Listed records:
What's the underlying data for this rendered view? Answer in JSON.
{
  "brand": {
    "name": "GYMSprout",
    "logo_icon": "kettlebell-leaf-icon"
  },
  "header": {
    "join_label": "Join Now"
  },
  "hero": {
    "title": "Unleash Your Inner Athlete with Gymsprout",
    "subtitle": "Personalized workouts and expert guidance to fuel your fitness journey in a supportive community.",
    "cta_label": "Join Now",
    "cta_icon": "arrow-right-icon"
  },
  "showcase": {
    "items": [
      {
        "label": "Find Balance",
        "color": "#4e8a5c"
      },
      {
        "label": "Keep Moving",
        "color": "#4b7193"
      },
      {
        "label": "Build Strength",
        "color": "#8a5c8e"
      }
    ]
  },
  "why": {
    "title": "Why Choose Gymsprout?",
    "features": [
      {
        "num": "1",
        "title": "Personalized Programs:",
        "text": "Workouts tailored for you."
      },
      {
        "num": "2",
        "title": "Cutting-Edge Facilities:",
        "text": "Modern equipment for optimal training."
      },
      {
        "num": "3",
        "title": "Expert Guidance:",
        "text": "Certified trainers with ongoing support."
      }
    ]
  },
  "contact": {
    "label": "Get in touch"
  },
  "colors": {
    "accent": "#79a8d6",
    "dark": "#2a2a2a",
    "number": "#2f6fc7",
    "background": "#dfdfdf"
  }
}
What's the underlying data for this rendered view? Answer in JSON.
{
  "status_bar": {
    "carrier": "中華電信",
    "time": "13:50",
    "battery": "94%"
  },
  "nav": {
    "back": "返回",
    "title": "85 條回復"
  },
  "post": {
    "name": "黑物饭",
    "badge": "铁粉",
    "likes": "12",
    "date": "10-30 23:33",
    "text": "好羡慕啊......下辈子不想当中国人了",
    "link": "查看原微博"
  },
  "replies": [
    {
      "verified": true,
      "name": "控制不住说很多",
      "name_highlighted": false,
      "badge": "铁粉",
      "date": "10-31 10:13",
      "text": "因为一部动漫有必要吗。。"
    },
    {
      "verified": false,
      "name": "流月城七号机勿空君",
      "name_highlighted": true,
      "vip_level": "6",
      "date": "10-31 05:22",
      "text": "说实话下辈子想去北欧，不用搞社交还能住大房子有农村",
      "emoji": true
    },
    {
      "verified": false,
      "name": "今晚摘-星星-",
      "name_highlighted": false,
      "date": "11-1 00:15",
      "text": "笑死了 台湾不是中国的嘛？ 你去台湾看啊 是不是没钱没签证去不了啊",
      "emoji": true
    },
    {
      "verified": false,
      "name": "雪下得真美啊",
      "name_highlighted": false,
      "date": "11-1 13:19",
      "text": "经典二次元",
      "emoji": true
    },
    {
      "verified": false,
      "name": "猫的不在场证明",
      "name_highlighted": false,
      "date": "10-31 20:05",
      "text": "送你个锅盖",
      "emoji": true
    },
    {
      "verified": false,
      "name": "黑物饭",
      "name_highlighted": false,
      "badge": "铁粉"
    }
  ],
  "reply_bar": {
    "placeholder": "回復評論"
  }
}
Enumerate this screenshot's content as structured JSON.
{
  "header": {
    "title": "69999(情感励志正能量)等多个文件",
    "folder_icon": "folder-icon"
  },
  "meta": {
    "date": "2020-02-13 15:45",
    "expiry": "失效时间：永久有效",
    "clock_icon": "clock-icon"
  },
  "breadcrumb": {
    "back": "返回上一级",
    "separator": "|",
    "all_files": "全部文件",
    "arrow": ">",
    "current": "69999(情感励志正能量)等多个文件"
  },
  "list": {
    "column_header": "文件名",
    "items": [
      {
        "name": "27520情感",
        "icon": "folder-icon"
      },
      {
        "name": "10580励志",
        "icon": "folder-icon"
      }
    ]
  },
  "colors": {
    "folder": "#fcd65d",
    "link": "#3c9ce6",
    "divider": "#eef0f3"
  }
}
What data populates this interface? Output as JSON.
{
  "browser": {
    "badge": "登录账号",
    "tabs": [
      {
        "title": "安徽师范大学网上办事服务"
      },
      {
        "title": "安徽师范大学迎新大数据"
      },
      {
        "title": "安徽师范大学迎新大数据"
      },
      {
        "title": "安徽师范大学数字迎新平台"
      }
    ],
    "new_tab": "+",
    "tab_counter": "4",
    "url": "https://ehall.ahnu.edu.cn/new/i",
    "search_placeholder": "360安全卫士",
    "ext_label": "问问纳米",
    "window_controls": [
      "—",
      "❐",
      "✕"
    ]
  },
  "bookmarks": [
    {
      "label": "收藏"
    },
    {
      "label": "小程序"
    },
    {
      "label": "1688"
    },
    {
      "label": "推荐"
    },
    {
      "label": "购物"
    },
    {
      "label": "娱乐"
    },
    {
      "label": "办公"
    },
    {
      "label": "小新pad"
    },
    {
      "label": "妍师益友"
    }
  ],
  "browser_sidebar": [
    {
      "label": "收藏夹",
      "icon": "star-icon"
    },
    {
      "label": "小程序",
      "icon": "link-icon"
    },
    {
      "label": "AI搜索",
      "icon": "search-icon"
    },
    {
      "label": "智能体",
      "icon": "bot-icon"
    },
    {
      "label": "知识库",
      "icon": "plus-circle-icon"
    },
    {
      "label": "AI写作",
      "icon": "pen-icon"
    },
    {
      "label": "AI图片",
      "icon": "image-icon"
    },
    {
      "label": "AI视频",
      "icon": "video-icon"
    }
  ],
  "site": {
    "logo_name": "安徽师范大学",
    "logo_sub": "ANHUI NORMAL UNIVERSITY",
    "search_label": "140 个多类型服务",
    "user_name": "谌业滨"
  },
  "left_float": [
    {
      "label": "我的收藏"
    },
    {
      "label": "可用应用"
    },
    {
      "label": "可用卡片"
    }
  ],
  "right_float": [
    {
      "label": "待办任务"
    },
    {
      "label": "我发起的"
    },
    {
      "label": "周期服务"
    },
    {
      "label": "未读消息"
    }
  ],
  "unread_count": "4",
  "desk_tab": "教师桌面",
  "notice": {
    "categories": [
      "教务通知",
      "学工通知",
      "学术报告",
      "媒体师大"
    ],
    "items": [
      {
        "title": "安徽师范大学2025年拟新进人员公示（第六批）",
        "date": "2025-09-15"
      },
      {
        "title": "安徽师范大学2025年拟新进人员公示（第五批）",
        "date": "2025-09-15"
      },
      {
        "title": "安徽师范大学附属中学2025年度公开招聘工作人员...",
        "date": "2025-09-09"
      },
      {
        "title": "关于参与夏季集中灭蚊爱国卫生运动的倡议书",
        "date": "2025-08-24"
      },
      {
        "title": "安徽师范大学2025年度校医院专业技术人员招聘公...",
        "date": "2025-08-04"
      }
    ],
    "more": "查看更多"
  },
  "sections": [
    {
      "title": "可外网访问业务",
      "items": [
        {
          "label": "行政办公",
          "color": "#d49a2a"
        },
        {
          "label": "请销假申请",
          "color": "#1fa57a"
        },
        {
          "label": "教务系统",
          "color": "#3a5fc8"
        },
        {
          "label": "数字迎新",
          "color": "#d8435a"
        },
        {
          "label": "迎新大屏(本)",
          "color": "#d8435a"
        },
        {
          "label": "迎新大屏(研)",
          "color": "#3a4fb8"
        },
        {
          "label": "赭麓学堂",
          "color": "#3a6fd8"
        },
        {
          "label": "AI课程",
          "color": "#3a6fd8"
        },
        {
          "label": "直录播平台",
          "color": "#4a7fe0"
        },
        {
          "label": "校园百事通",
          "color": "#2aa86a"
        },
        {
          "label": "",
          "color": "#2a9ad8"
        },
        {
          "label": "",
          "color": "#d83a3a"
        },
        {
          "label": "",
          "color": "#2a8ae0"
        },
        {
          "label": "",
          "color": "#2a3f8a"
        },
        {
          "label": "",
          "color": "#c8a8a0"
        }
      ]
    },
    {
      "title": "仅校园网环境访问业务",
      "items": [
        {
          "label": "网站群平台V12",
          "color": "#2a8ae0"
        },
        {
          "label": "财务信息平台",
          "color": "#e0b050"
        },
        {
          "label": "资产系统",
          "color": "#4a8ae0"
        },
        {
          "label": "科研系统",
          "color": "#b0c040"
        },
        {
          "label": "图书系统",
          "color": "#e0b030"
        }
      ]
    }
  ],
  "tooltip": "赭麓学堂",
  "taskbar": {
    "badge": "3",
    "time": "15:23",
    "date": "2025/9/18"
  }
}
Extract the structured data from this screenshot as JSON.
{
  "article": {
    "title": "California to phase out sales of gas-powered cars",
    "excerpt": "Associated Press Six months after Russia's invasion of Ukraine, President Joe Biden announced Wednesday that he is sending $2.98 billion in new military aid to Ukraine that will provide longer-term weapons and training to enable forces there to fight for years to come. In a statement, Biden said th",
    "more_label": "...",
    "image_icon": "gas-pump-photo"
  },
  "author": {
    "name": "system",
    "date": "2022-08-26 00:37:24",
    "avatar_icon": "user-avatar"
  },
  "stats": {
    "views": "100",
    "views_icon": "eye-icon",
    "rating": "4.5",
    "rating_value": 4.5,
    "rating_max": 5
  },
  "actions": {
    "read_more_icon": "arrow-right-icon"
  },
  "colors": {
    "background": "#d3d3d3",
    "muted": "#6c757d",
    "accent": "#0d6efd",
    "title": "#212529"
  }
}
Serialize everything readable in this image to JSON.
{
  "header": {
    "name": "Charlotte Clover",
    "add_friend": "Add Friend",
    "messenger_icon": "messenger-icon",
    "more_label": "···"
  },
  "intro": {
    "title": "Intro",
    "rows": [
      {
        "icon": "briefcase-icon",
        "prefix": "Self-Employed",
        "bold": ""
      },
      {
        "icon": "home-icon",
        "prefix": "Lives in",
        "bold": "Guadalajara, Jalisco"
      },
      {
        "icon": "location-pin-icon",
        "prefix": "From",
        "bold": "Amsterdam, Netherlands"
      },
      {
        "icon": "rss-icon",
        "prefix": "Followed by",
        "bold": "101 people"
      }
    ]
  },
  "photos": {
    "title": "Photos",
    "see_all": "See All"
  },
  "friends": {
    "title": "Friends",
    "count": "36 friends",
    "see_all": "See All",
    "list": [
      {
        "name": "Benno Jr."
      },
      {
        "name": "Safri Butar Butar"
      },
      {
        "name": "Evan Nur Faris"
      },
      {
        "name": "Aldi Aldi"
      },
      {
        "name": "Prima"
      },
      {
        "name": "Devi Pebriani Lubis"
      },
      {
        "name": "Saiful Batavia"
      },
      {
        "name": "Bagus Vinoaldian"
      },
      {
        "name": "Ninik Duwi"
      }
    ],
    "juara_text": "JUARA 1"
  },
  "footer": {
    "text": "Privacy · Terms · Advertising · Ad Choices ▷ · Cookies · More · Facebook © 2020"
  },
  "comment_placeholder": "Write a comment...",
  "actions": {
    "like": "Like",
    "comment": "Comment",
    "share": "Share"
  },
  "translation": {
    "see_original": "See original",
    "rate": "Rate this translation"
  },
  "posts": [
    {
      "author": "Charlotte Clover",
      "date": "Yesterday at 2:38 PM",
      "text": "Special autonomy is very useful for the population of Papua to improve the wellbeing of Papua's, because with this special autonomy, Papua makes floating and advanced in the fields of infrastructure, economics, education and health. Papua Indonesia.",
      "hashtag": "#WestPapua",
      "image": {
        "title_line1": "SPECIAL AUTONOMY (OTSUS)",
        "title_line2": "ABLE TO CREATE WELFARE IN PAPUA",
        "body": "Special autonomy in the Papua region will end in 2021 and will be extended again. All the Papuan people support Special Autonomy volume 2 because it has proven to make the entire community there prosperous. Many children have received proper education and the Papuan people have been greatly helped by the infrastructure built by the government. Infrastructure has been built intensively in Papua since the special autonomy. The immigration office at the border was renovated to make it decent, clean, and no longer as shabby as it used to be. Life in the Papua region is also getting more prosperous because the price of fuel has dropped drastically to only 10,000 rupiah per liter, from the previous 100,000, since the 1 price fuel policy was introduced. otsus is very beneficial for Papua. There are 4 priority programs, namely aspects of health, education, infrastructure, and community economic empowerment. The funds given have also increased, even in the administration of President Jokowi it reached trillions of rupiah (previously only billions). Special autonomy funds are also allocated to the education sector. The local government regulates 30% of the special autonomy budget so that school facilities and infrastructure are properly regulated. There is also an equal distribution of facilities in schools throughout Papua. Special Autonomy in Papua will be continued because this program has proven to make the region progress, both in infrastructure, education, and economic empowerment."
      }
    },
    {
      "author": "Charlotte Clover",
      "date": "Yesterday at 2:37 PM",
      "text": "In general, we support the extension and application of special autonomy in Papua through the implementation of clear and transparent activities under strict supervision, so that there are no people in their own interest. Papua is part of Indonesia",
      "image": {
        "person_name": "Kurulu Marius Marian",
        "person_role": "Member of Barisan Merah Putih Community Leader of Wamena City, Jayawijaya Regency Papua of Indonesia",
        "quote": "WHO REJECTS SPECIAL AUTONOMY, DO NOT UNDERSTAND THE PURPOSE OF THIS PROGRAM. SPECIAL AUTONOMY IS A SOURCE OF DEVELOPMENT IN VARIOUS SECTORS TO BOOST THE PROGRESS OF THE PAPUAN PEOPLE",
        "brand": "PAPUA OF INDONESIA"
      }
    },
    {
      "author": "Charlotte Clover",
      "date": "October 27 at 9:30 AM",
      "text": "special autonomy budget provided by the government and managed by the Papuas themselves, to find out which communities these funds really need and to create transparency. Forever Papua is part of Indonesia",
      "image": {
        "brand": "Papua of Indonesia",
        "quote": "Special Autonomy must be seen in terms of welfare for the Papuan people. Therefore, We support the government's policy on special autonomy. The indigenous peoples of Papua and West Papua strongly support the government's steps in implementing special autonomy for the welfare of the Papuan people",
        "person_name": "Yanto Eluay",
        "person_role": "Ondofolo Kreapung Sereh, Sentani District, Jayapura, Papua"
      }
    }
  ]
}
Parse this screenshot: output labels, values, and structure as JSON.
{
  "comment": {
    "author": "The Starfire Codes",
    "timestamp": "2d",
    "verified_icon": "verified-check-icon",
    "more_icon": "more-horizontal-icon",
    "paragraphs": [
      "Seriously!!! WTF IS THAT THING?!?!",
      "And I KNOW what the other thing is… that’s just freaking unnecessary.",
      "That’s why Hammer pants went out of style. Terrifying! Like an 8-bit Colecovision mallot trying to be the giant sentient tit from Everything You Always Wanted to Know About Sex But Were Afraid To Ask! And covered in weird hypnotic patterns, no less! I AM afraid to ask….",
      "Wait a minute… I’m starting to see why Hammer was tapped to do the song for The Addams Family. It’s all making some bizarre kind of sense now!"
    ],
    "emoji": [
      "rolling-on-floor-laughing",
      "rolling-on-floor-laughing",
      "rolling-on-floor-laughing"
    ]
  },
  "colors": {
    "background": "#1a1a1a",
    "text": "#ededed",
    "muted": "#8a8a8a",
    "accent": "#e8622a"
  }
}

Do this:
Search the data for "with" and list every line in which it occurs.

Answer to this problem:
    "title": "Unleash Your Inner Athlete with Gymsprout",
        "text": "Certified trainers with ongoing support."
      "text": "Special autonomy is very useful for the population of Papua to improve the wellbeing of Papua's, because with this special autonomy, Papua makes floating and advanced in the fields of infrastructure, economics, education and health. Papua Indonesia.",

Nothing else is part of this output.